## Given instruction
Copy all of the material exactly. Pictures are not to appear in the copy.

## Data entries
— start —
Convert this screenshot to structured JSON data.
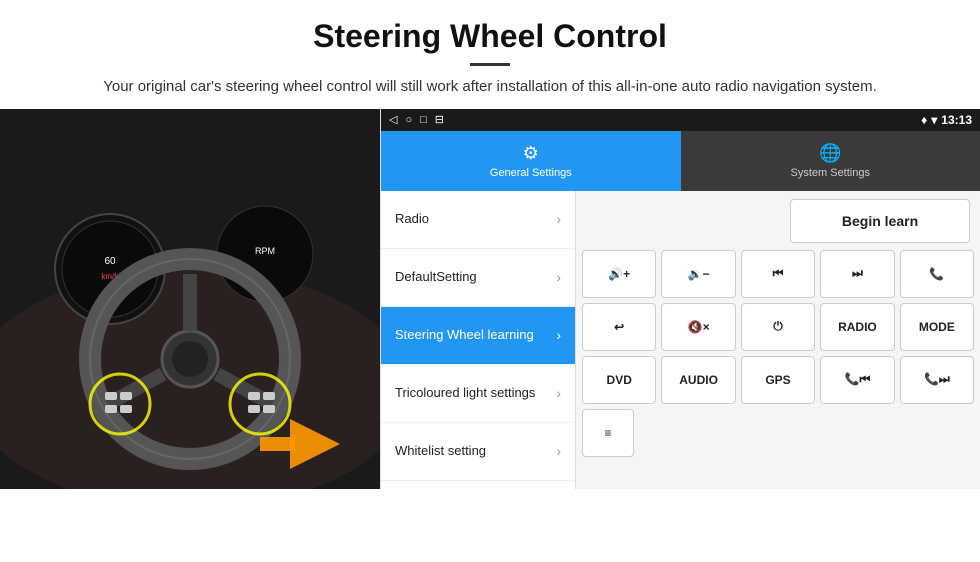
{
  "header": {
    "title": "Steering Wheel Control",
    "divider": true,
    "subtitle": "Your original car's steering wheel control will still work after installation of this all-in-one auto radio navigation system."
  },
  "status_bar": {
    "nav_back": "◁",
    "nav_home": "○",
    "nav_recent": "□",
    "nav_cast": "⊟",
    "time": "13:13",
    "signal_icon": "♦",
    "wifi_icon": "▾"
  },
  "tabs": [
    {
      "id": "general",
      "label": "General Settings",
      "icon": "⚙",
      "active": true
    },
    {
      "id": "system",
      "label": "System Settings",
      "icon": "🌐",
      "active": false
    }
  ],
  "menu_items": [
    {
      "id": "radio",
      "label": "Radio",
      "active": false
    },
    {
      "id": "default_setting",
      "label": "DefaultSetting",
      "active": false
    },
    {
      "id": "steering_wheel",
      "label": "Steering Wheel learning",
      "active": true
    },
    {
      "id": "tricoloured",
      "label": "Tricoloured light settings",
      "active": false
    },
    {
      "id": "whitelist",
      "label": "Whitelist setting",
      "active": false
    }
  ],
  "controls": {
    "begin_learn_label": "Begin learn",
    "rows": [
      [
        {
          "id": "vol_up",
          "label": "🔊+",
          "type": "icon"
        },
        {
          "id": "vol_down",
          "label": "🔉−",
          "type": "icon"
        },
        {
          "id": "prev_track",
          "label": "⏮",
          "type": "icon"
        },
        {
          "id": "next_track",
          "label": "⏭",
          "type": "icon"
        },
        {
          "id": "phone",
          "label": "📞",
          "type": "icon"
        }
      ],
      [
        {
          "id": "hang_up",
          "label": "↩",
          "type": "icon"
        },
        {
          "id": "mute",
          "label": "🔇×",
          "type": "icon"
        },
        {
          "id": "power",
          "label": "⏻",
          "type": "icon"
        },
        {
          "id": "radio_btn",
          "label": "RADIO",
          "type": "text"
        },
        {
          "id": "mode_btn",
          "label": "MODE",
          "type": "text"
        }
      ],
      [
        {
          "id": "dvd_btn",
          "label": "DVD",
          "type": "text"
        },
        {
          "id": "audio_btn",
          "label": "AUDIO",
          "type": "text"
        },
        {
          "id": "gps_btn",
          "label": "GPS",
          "type": "text"
        },
        {
          "id": "phone_prev",
          "label": "📞⏮",
          "type": "icon"
        },
        {
          "id": "phone_next",
          "label": "📞⏭",
          "type": "icon"
        }
      ]
    ],
    "whitelist_icon": "≡"
  }
}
— end —
## Exercise result
Convert this screenshot to structured JSON data.
{
  "header": {
    "title": "Steering Wheel Control",
    "divider": true,
    "subtitle": "Your original car's steering wheel control will still work after installation of this all-in-one auto radio navigation system."
  },
  "status_bar": {
    "nav_back": "◁",
    "nav_home": "○",
    "nav_recent": "□",
    "nav_cast": "⊟",
    "time": "13:13",
    "signal_icon": "♦",
    "wifi_icon": "▾"
  },
  "tabs": [
    {
      "id": "general",
      "label": "General Settings",
      "icon": "⚙",
      "active": true
    },
    {
      "id": "system",
      "label": "System Settings",
      "icon": "🌐",
      "active": false
    }
  ],
  "menu_items": [
    {
      "id": "radio",
      "label": "Radio",
      "active": false
    },
    {
      "id": "default_setting",
      "label": "DefaultSetting",
      "active": false
    },
    {
      "id": "steering_wheel",
      "label": "Steering Wheel learning",
      "active": true
    },
    {
      "id": "tricoloured",
      "label": "Tricoloured light settings",
      "active": false
    },
    {
      "id": "whitelist",
      "label": "Whitelist setting",
      "active": false
    }
  ],
  "controls": {
    "begin_learn_label": "Begin learn",
    "rows": [
      [
        {
          "id": "vol_up",
          "label": "🔊+",
          "type": "icon"
        },
        {
          "id": "vol_down",
          "label": "🔉−",
          "type": "icon"
        },
        {
          "id": "prev_track",
          "label": "⏮",
          "type": "icon"
        },
        {
          "id": "next_track",
          "label": "⏭",
          "type": "icon"
        },
        {
          "id": "phone",
          "label": "📞",
          "type": "icon"
        }
      ],
      [
        {
          "id": "hang_up",
          "label": "↩",
          "type": "icon"
        },
        {
          "id": "mute",
          "label": "🔇×",
          "type": "icon"
        },
        {
          "id": "power",
          "label": "⏻",
          "type": "icon"
        },
        {
          "id": "radio_btn",
          "label": "RADIO",
          "type": "text"
        },
        {
          "id": "mode_btn",
          "label": "MODE",
          "type": "text"
        }
      ],
      [
        {
          "id": "dvd_btn",
          "label": "DVD",
          "type": "text"
        },
        {
          "id": "audio_btn",
          "label": "AUDIO",
          "type": "text"
        },
        {
          "id": "gps_btn",
          "label": "GPS",
          "type": "text"
        },
        {
          "id": "phone_prev",
          "label": "📞⏮",
          "type": "icon"
        },
        {
          "id": "phone_next",
          "label": "📞⏭",
          "type": "icon"
        }
      ]
    ],
    "whitelist_icon": "≡"
  }
}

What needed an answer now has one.